(Record extracts Opens)

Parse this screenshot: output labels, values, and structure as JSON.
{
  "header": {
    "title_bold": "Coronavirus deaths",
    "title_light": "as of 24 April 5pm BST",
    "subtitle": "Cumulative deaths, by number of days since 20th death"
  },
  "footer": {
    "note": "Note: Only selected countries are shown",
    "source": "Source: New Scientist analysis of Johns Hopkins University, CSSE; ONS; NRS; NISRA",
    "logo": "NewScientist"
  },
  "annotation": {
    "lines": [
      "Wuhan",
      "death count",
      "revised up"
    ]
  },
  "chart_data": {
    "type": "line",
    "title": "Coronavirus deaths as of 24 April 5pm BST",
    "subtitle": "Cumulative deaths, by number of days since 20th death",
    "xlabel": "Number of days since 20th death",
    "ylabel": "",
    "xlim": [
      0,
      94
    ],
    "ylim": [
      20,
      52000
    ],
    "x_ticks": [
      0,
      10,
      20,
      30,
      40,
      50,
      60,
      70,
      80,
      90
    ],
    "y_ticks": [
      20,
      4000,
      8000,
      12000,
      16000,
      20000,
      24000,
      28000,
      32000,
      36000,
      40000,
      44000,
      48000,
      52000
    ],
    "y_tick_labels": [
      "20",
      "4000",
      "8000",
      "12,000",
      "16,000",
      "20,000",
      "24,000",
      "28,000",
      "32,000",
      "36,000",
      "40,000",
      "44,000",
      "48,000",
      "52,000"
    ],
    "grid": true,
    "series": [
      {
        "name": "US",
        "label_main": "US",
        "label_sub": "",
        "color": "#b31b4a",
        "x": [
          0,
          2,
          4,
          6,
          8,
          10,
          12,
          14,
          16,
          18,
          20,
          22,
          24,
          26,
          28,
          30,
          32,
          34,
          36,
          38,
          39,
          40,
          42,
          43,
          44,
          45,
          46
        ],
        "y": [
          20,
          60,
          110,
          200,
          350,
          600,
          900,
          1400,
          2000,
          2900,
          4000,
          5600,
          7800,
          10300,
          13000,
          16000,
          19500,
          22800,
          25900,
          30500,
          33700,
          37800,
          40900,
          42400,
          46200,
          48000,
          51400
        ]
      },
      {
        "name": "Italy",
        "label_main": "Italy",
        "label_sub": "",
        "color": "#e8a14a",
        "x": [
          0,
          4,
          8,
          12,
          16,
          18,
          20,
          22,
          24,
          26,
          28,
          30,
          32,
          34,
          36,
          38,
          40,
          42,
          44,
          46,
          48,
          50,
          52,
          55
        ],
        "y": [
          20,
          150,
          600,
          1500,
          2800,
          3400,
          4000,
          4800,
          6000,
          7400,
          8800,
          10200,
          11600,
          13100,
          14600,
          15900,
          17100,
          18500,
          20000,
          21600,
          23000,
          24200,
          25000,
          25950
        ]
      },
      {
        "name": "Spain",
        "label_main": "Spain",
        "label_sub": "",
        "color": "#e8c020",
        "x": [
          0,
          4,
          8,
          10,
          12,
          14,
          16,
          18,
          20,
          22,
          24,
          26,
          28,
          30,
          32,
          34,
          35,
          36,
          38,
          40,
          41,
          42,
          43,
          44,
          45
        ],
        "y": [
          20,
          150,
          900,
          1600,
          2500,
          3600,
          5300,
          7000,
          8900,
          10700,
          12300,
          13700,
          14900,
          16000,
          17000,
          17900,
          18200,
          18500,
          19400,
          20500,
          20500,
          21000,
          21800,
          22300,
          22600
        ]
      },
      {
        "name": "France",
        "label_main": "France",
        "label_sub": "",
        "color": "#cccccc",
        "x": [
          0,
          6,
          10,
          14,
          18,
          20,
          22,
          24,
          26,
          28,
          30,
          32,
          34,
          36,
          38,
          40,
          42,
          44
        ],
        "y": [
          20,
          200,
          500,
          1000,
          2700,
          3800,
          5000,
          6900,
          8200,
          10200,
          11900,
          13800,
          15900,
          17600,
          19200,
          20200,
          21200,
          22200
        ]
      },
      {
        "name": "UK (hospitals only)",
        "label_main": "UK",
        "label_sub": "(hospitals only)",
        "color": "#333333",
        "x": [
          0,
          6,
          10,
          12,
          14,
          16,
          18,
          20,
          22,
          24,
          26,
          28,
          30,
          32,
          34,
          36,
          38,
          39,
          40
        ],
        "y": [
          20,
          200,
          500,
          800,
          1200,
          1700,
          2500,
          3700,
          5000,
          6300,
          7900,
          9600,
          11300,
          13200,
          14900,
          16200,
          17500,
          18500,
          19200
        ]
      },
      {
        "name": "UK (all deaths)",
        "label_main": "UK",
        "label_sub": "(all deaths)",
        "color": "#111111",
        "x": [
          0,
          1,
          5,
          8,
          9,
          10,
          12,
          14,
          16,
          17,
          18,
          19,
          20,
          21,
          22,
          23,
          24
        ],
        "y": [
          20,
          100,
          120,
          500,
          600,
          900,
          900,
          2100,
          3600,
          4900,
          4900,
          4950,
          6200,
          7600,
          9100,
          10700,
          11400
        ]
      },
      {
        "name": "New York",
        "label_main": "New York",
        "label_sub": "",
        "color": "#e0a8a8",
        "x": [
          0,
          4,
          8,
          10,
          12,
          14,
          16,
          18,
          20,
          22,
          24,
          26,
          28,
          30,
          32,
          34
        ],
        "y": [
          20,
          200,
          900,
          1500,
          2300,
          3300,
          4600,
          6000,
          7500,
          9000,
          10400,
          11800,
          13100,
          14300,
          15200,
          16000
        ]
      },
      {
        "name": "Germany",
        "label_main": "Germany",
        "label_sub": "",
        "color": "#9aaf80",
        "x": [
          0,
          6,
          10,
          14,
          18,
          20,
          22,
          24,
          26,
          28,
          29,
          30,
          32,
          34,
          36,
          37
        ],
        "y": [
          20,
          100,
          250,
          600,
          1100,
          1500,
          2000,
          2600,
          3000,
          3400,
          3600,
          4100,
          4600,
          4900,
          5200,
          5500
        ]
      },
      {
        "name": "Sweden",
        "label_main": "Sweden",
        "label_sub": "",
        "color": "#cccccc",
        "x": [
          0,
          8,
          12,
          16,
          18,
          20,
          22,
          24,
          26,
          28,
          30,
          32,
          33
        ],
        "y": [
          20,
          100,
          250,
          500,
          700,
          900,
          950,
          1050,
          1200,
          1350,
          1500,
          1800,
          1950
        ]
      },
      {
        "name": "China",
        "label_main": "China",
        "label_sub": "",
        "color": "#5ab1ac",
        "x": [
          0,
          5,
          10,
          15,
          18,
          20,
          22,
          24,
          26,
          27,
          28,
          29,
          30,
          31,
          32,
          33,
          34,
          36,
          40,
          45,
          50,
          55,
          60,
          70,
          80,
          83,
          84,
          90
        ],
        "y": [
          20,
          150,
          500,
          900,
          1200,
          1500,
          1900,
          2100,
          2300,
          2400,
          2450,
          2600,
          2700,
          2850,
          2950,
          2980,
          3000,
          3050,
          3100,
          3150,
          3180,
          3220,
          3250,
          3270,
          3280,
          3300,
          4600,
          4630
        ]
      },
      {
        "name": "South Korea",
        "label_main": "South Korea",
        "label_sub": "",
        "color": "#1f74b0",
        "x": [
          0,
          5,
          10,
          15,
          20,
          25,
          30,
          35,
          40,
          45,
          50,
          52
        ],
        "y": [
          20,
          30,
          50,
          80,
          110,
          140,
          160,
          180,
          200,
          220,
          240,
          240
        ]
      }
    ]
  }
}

(Record extracts Closes)

Required action - Every entry above should be given again exactly as shown.

Exercise answer -
Parse this screenshot: output labels, values, and structure as JSON.
{
  "header": {
    "title_bold": "Coronavirus deaths",
    "title_light": "as of 24 April 5pm BST",
    "subtitle": "Cumulative deaths, by number of days since 20th death"
  },
  "footer": {
    "note": "Note: Only selected countries are shown",
    "source": "Source: New Scientist analysis of Johns Hopkins University, CSSE; ONS; NRS; NISRA",
    "logo": "NewScientist"
  },
  "annotation": {
    "lines": [
      "Wuhan",
      "death count",
      "revised up"
    ]
  },
  "chart_data": {
    "type": "line",
    "title": "Coronavirus deaths as of 24 April 5pm BST",
    "subtitle": "Cumulative deaths, by number of days since 20th death",
    "xlabel": "Number of days since 20th death",
    "ylabel": "",
    "xlim": [
      0,
      94
    ],
    "ylim": [
      20,
      52000
    ],
    "x_ticks": [
      0,
      10,
      20,
      30,
      40,
      50,
      60,
      70,
      80,
      90
    ],
    "y_ticks": [
      20,
      4000,
      8000,
      12000,
      16000,
      20000,
      24000,
      28000,
      32000,
      36000,
      40000,
      44000,
      48000,
      52000
    ],
    "y_tick_labels": [
      "20",
      "4000",
      "8000",
      "12,000",
      "16,000",
      "20,000",
      "24,000",
      "28,000",
      "32,000",
      "36,000",
      "40,000",
      "44,000",
      "48,000",
      "52,000"
    ],
    "grid": true,
    "series": [
      {
        "name": "US",
        "label_main": "US",
        "label_sub": "",
        "color": "#b31b4a",
        "x": [
          0,
          2,
          4,
          6,
          8,
          10,
          12,
          14,
          16,
          18,
          20,
          22,
          24,
          26,
          28,
          30,
          32,
          34,
          36,
          38,
          39,
          40,
          42,
          43,
          44,
          45,
          46
        ],
        "y": [
          20,
          60,
          110,
          200,
          350,
          600,
          900,
          1400,
          2000,
          2900,
          4000,
          5600,
          7800,
          10300,
          13000,
          16000,
          19500,
          22800,
          25900,
          30500,
          33700,
          37800,
          40900,
          42400,
          46200,
          48000,
          51400
        ]
      },
      {
        "name": "Italy",
        "label_main": "Italy",
        "label_sub": "",
        "color": "#e8a14a",
        "x": [
          0,
          4,
          8,
          12,
          16,
          18,
          20,
          22,
          24,
          26,
          28,
          30,
          32,
          34,
          36,
          38,
          40,
          42,
          44,
          46,
          48,
          50,
          52,
          55
        ],
        "y": [
          20,
          150,
          600,
          1500,
          2800,
          3400,
          4000,
          4800,
          6000,
          7400,
          8800,
          10200,
          11600,
          13100,
          14600,
          15900,
          17100,
          18500,
          20000,
          21600,
          23000,
          24200,
          25000,
          25950
        ]
      },
      {
        "name": "Spain",
        "label_main": "Spain",
        "label_sub": "",
        "color": "#e8c020",
        "x": [
          0,
          4,
          8,
          10,
          12,
          14,
          16,
          18,
          20,
          22,
          24,
          26,
          28,
          30,
          32,
          34,
          35,
          36,
          38,
          40,
          41,
          42,
          43,
          44,
          45
        ],
        "y": [
          20,
          150,
          900,
          1600,
          2500,
          3600,
          5300,
          7000,
          8900,
          10700,
          12300,
          13700,
          14900,
          16000,
          17000,
          17900,
          18200,
          18500,
          19400,
          20500,
          20500,
          21000,
          21800,
          22300,
          22600
        ]
      },
      {
        "name": "France",
        "label_main": "France",
        "label_sub": "",
        "color": "#cccccc",
        "x": [
          0,
          6,
          10,
          14,
          18,
          20,
          22,
          24,
          26,
          28,
          30,
          32,
          34,
          36,
          38,
          40,
          42,
          44
        ],
        "y": [
          20,
          200,
          500,
          1000,
          2700,
          3800,
          5000,
          6900,
          8200,
          10200,
          11900,
          13800,
          15900,
          17600,
          19200,
          20200,
          21200,
          22200
        ]
      },
      {
        "name": "UK (hospitals only)",
        "label_main": "UK",
        "label_sub": "(hospitals only)",
        "color": "#333333",
        "x": [
          0,
          6,
          10,
          12,
          14,
          16,
          18,
          20,
          22,
          24,
          26,
          28,
          30,
          32,
          34,
          36,
          38,
          39,
          40
        ],
        "y": [
          20,
          200,
          500,
          800,
          1200,
          1700,
          2500,
          3700,
          5000,
          6300,
          7900,
          9600,
          11300,
          13200,
          14900,
          16200,
          17500,
          18500,
          19200
        ]
      },
      {
        "name": "UK (all deaths)",
        "label_main": "UK",
        "label_sub": "(all deaths)",
        "color": "#111111",
        "x": [
          0,
          1,
          5,
          8,
          9,
          10,
          12,
          14,
          16,
          17,
          18,
          19,
          20,
          21,
          22,
          23,
          24
        ],
        "y": [
          20,
          100,
          120,
          500,
          600,
          900,
          900,
          2100,
          3600,
          4900,
          4900,
          4950,
          6200,
          7600,
          9100,
          10700,
          11400
        ]
      },
      {
        "name": "New York",
        "label_main": "New York",
        "label_sub": "",
        "color": "#e0a8a8",
        "x": [
          0,
          4,
          8,
          10,
          12,
          14,
          16,
          18,
          20,
          22,
          24,
          26,
          28,
          30,
          32,
          34
        ],
        "y": [
          20,
          200,
          900,
          1500,
          2300,
          3300,
          4600,
          6000,
          7500,
          9000,
          10400,
          11800,
          13100,
          14300,
          15200,
          16000
        ]
      },
      {
        "name": "Germany",
        "label_main": "Germany",
        "label_sub": "",
        "color": "#9aaf80",
        "x": [
          0,
          6,
          10,
          14,
          18,
          20,
          22,
          24,
          26,
          28,
          29,
          30,
          32,
          34,
          36,
          37
        ],
        "y": [
          20,
          100,
          250,
          600,
          1100,
          1500,
          2000,
          2600,
          3000,
          3400,
          3600,
          4100,
          4600,
          4900,
          5200,
          5500
        ]
      },
      {
        "name": "Sweden",
        "label_main": "Sweden",
        "label_sub": "",
        "color": "#cccccc",
        "x": [
          0,
          8,
          12,
          16,
          18,
          20,
          22,
          24,
          26,
          28,
          30,
          32,
          33
        ],
        "y": [
          20,
          100,
          250,
          500,
          700,
          900,
          950,
          1050,
          1200,
          1350,
          1500,
          1800,
          1950
        ]
      },
      {
        "name": "China",
        "label_main": "China",
        "label_sub": "",
        "color": "#5ab1ac",
        "x": [
          0,
          5,
          10,
          15,
          18,
          20,
          22,
          24,
          26,
          27,
          28,
          29,
          30,
          31,
          32,
          33,
          34,
          36,
          40,
          45,
          50,
          55,
          60,
          70,
          80,
          83,
          84,
          90
        ],
        "y": [
          20,
          150,
          500,
          900,
          1200,
          1500,
          1900,
          2100,
          2300,
          2400,
          2450,
          2600,
          2700,
          2850,
          2950,
          2980,
          3000,
          3050,
          3100,
          3150,
          3180,
          3220,
          3250,
          3270,
          3280,
          3300,
          4600,
          4630
        ]
      },
      {
        "name": "South Korea",
        "label_main": "South Korea",
        "label_sub": "",
        "color": "#1f74b0",
        "x": [
          0,
          5,
          10,
          15,
          20,
          25,
          30,
          35,
          40,
          45,
          50,
          52
        ],
        "y": [
          20,
          30,
          50,
          80,
          110,
          140,
          160,
          180,
          200,
          220,
          240,
          240
        ]
      }
    ]
  }
}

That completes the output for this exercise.